**Work to be completed**
Repeat every entry in the listing below, exactly.

[BEGIN Provided entries]

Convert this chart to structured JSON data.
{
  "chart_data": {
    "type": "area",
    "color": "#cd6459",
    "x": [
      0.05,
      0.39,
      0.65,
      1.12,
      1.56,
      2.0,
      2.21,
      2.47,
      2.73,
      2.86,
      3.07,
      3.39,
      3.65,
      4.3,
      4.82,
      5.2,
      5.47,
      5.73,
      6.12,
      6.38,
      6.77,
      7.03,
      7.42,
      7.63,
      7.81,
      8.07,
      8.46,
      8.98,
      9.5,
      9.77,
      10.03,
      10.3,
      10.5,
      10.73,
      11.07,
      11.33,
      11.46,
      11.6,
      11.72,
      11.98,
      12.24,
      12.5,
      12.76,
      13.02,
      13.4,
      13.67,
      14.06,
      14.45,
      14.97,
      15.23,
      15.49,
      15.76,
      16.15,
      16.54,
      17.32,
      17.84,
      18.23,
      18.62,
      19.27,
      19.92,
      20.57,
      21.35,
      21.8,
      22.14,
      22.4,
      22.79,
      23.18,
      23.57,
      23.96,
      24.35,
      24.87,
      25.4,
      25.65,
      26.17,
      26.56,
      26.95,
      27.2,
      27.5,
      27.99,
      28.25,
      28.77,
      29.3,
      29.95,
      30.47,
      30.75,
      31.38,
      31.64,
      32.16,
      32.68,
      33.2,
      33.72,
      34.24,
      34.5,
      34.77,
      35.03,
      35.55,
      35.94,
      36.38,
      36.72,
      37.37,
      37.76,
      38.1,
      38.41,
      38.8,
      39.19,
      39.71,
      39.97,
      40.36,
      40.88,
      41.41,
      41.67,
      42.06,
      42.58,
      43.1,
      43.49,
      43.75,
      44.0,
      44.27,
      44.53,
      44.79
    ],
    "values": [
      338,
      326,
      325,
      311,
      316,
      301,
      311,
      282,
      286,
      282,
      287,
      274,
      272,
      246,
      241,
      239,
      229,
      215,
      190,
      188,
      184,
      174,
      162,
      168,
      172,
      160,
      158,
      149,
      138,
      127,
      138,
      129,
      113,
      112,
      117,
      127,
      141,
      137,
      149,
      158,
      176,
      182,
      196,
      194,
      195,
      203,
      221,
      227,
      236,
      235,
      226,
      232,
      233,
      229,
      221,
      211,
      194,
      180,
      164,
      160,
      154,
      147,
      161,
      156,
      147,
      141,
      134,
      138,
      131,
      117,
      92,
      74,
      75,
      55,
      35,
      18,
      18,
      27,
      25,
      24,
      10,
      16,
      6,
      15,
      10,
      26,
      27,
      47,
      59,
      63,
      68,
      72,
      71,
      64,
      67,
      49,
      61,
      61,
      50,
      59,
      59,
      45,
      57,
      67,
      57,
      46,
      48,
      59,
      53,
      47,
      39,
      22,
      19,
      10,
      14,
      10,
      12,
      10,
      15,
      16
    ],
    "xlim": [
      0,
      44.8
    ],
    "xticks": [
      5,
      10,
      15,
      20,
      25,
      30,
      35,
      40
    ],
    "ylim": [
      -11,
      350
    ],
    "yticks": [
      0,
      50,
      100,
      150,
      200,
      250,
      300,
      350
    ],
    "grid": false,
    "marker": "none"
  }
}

[END Provided entries]

**Answer to this exercise**
Convert this chart to structured JSON data.
{
  "chart_data": {
    "type": "area",
    "color": "#cd6459",
    "x": [
      0.05,
      0.39,
      0.65,
      1.12,
      1.56,
      2.0,
      2.21,
      2.47,
      2.73,
      2.86,
      3.07,
      3.39,
      3.65,
      4.3,
      4.82,
      5.2,
      5.47,
      5.73,
      6.12,
      6.38,
      6.77,
      7.03,
      7.42,
      7.63,
      7.81,
      8.07,
      8.46,
      8.98,
      9.5,
      9.77,
      10.03,
      10.3,
      10.5,
      10.73,
      11.07,
      11.33,
      11.46,
      11.6,
      11.72,
      11.98,
      12.24,
      12.5,
      12.76,
      13.02,
      13.4,
      13.67,
      14.06,
      14.45,
      14.97,
      15.23,
      15.49,
      15.76,
      16.15,
      16.54,
      17.32,
      17.84,
      18.23,
      18.62,
      19.27,
      19.92,
      20.57,
      21.35,
      21.8,
      22.14,
      22.4,
      22.79,
      23.18,
      23.57,
      23.96,
      24.35,
      24.87,
      25.4,
      25.65,
      26.17,
      26.56,
      26.95,
      27.2,
      27.5,
      27.99,
      28.25,
      28.77,
      29.3,
      29.95,
      30.47,
      30.75,
      31.38,
      31.64,
      32.16,
      32.68,
      33.2,
      33.72,
      34.24,
      34.5,
      34.77,
      35.03,
      35.55,
      35.94,
      36.38,
      36.72,
      37.37,
      37.76,
      38.1,
      38.41,
      38.8,
      39.19,
      39.71,
      39.97,
      40.36,
      40.88,
      41.41,
      41.67,
      42.06,
      42.58,
      43.1,
      43.49,
      43.75,
      44.0,
      44.27,
      44.53,
      44.79
    ],
    "values": [
      338,
      326,
      325,
      311,
      316,
      301,
      311,
      282,
      286,
      282,
      287,
      274,
      272,
      246,
      241,
      239,
      229,
      215,
      190,
      188,
      184,
      174,
      162,
      168,
      172,
      160,
      158,
      149,
      138,
      127,
      138,
      129,
      113,
      112,
      117,
      127,
      141,
      137,
      149,
      158,
      176,
      182,
      196,
      194,
      195,
      203,
      221,
      227,
      236,
      235,
      226,
      232,
      233,
      229,
      221,
      211,
      194,
      180,
      164,
      160,
      154,
      147,
      161,
      156,
      147,
      141,
      134,
      138,
      131,
      117,
      92,
      74,
      75,
      55,
      35,
      18,
      18,
      27,
      25,
      24,
      10,
      16,
      6,
      15,
      10,
      26,
      27,
      47,
      59,
      63,
      68,
      72,
      71,
      64,
      67,
      49,
      61,
      61,
      50,
      59,
      59,
      45,
      57,
      67,
      57,
      46,
      48,
      59,
      53,
      47,
      39,
      22,
      19,
      10,
      14,
      10,
      12,
      10,
      15,
      16
    ],
    "xlim": [
      0,
      44.8
    ],
    "xticks": [
      5,
      10,
      15,
      20,
      25,
      30,
      35,
      40
    ],
    "ylim": [
      -11,
      350
    ],
    "yticks": [
      0,
      50,
      100,
      150,
      200,
      250,
      300,
      350
    ],
    "grid": false,
    "marker": "none"
  }
}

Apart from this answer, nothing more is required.